» GIVEN INSTRUCTION
All lines in the data bearing the string "nahm" should be identified and copied.
-=-=-=-=-
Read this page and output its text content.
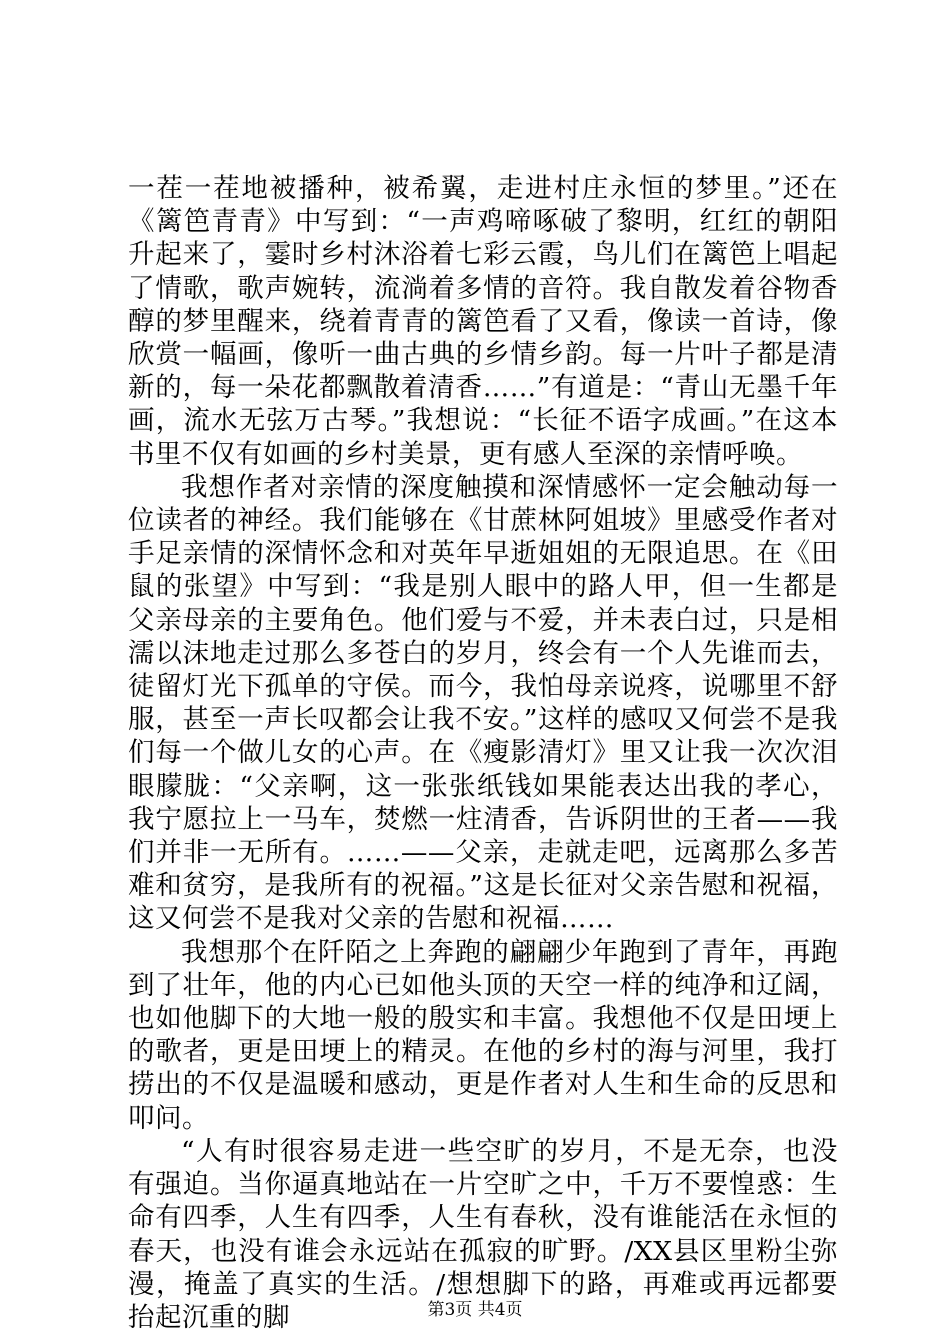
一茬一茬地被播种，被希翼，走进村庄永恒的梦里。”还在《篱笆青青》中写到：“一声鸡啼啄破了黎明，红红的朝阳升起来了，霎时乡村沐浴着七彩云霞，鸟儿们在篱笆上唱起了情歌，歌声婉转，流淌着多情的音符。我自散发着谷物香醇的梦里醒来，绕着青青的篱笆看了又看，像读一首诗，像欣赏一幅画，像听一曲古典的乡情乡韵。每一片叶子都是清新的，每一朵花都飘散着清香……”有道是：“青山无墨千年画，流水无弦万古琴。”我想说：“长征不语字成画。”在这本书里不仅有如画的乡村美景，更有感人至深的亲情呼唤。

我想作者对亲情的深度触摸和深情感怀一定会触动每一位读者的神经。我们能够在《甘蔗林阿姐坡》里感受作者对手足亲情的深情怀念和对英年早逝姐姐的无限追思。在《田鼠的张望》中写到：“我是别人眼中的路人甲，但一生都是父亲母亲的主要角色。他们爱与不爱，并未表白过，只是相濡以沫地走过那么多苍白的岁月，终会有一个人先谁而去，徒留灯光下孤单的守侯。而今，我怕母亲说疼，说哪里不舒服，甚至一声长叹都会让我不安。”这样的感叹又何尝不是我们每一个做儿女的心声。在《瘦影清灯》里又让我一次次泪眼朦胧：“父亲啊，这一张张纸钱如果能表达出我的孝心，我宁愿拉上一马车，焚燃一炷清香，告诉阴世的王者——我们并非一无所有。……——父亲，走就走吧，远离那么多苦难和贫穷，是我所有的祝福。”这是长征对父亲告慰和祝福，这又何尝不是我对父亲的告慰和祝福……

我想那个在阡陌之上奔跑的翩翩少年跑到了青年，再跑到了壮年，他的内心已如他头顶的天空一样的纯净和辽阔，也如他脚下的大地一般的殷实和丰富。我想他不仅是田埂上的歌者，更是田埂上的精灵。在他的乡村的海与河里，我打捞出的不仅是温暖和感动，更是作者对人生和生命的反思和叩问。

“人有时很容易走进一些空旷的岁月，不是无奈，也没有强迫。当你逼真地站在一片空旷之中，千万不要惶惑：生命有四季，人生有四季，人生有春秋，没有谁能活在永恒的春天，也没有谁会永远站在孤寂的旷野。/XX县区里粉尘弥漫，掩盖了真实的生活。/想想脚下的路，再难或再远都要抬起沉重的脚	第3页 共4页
-=-=-=-=-
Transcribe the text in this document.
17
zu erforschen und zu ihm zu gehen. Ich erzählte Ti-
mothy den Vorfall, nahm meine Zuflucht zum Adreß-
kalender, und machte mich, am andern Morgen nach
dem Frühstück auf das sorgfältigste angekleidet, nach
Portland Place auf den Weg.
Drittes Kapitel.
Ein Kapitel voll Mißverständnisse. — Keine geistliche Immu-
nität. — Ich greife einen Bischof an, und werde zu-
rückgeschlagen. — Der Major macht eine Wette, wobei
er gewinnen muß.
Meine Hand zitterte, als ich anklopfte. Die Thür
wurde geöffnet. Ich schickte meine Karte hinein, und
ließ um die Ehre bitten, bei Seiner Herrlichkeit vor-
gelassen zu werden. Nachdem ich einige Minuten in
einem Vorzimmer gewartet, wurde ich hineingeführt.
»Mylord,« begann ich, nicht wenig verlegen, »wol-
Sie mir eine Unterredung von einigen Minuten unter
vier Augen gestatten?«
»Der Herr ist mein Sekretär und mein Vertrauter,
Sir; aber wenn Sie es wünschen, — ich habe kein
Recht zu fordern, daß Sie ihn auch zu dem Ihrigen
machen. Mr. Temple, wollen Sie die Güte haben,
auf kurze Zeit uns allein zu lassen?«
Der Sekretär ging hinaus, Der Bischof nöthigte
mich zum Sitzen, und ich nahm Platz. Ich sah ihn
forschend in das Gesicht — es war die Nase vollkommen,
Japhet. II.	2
-=-=-=-=-
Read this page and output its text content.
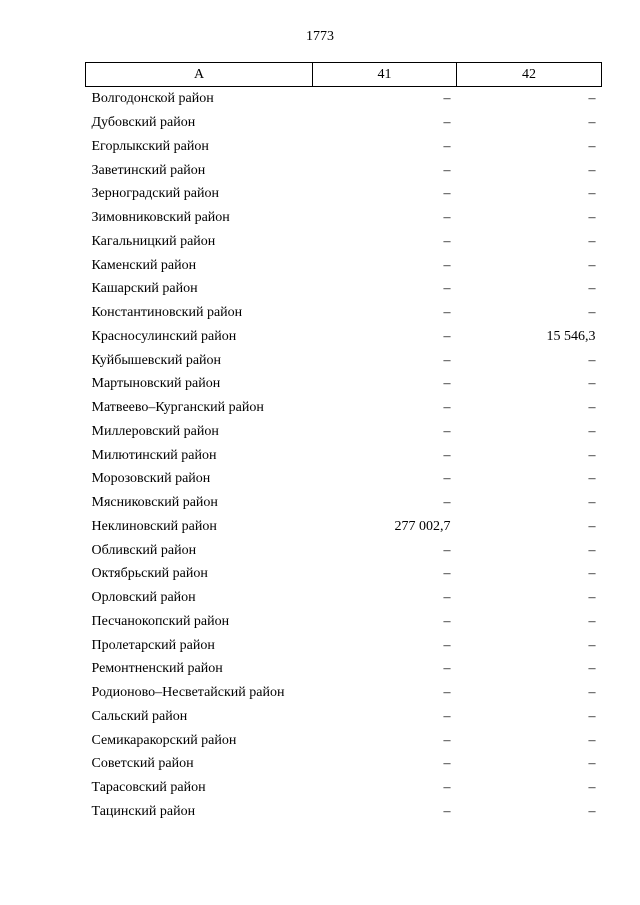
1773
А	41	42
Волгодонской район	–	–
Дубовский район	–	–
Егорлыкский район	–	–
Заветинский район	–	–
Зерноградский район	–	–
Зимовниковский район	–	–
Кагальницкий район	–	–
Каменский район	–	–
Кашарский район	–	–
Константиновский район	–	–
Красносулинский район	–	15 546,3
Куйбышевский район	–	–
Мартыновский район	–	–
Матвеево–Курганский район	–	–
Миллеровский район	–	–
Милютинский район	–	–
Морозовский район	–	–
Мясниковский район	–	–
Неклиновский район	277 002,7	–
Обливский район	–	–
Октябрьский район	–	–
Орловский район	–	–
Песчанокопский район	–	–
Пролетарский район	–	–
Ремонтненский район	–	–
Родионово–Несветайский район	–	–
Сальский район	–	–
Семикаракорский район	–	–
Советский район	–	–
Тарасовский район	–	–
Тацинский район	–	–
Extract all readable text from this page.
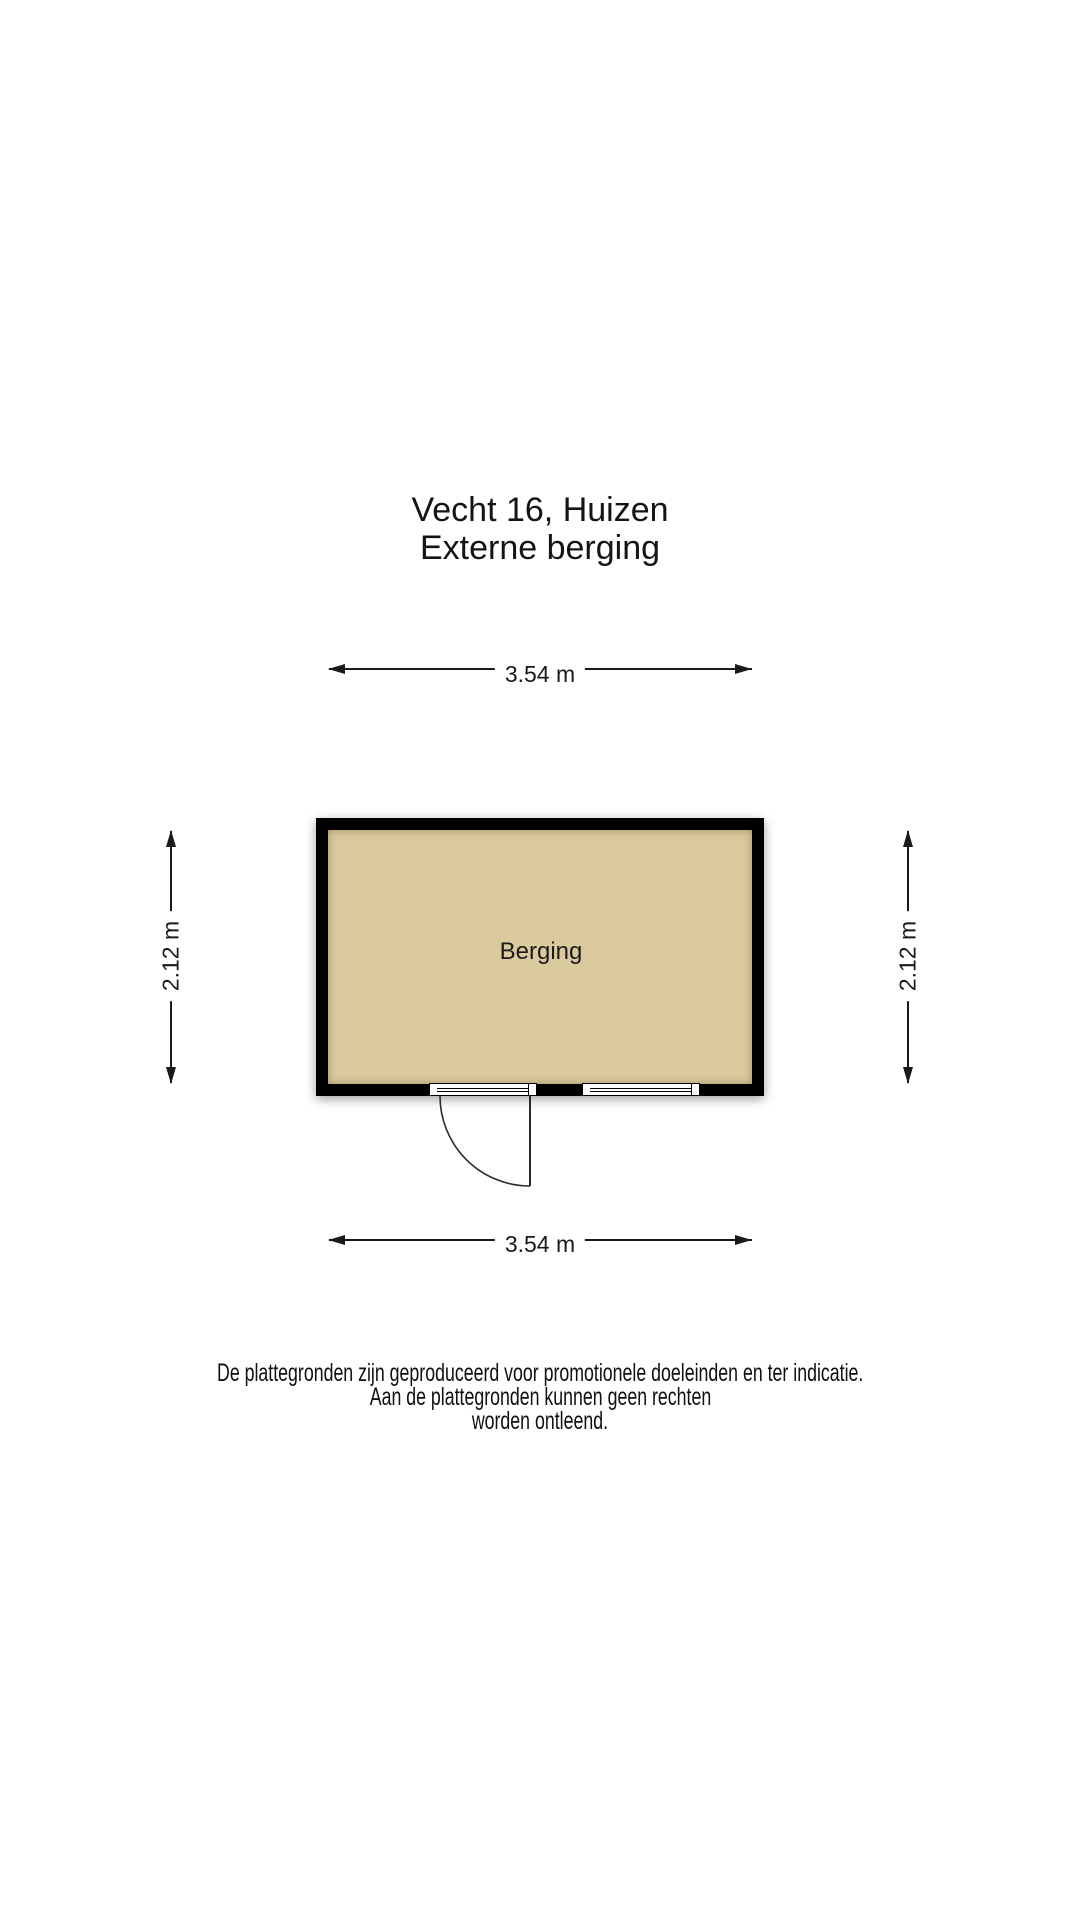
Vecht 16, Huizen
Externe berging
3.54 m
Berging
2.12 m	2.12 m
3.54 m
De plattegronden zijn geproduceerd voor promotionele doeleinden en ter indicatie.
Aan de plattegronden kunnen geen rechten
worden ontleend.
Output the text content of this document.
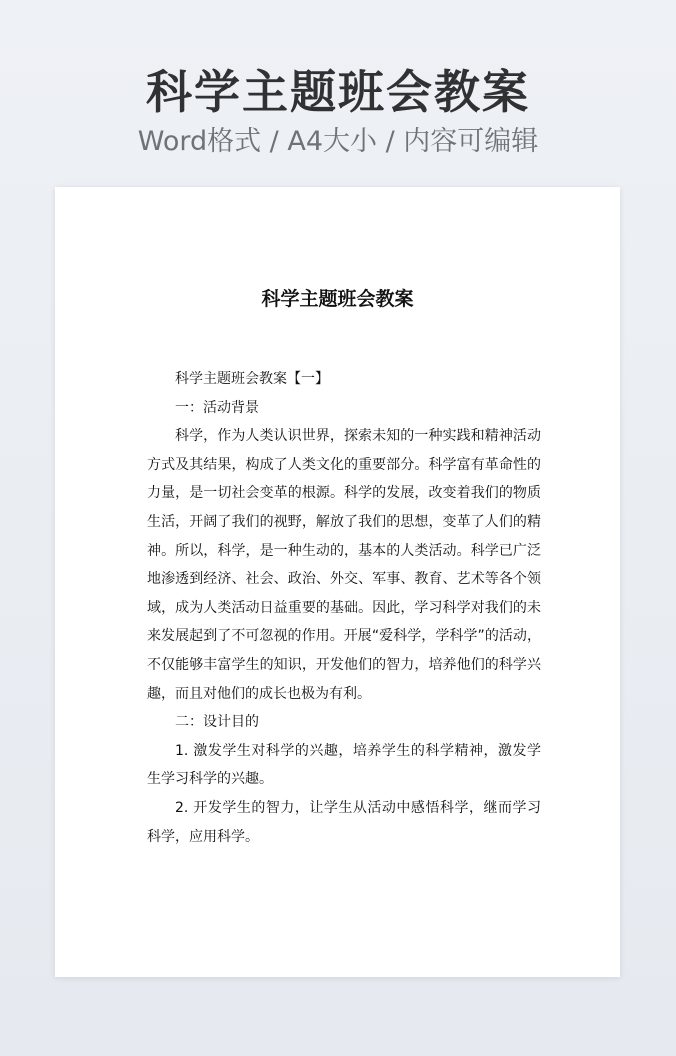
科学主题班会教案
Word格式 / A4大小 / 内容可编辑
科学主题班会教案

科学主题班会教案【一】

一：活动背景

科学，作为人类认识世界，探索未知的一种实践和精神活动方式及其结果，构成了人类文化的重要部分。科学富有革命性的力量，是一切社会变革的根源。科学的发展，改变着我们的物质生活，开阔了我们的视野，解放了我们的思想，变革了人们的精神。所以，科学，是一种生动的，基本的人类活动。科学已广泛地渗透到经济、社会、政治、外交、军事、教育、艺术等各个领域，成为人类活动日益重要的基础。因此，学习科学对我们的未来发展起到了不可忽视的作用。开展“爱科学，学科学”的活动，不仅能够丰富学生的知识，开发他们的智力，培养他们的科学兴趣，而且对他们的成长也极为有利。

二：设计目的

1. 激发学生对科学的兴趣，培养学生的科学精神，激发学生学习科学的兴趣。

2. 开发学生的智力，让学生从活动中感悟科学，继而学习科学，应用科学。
-=-=-=-=-
» EXERCISE ANSWER
mothy den Vorfall, nahm meine Zuflucht zum Adreß-
mich zum Sitzen, und ich nahm Platz. Ich sah ihn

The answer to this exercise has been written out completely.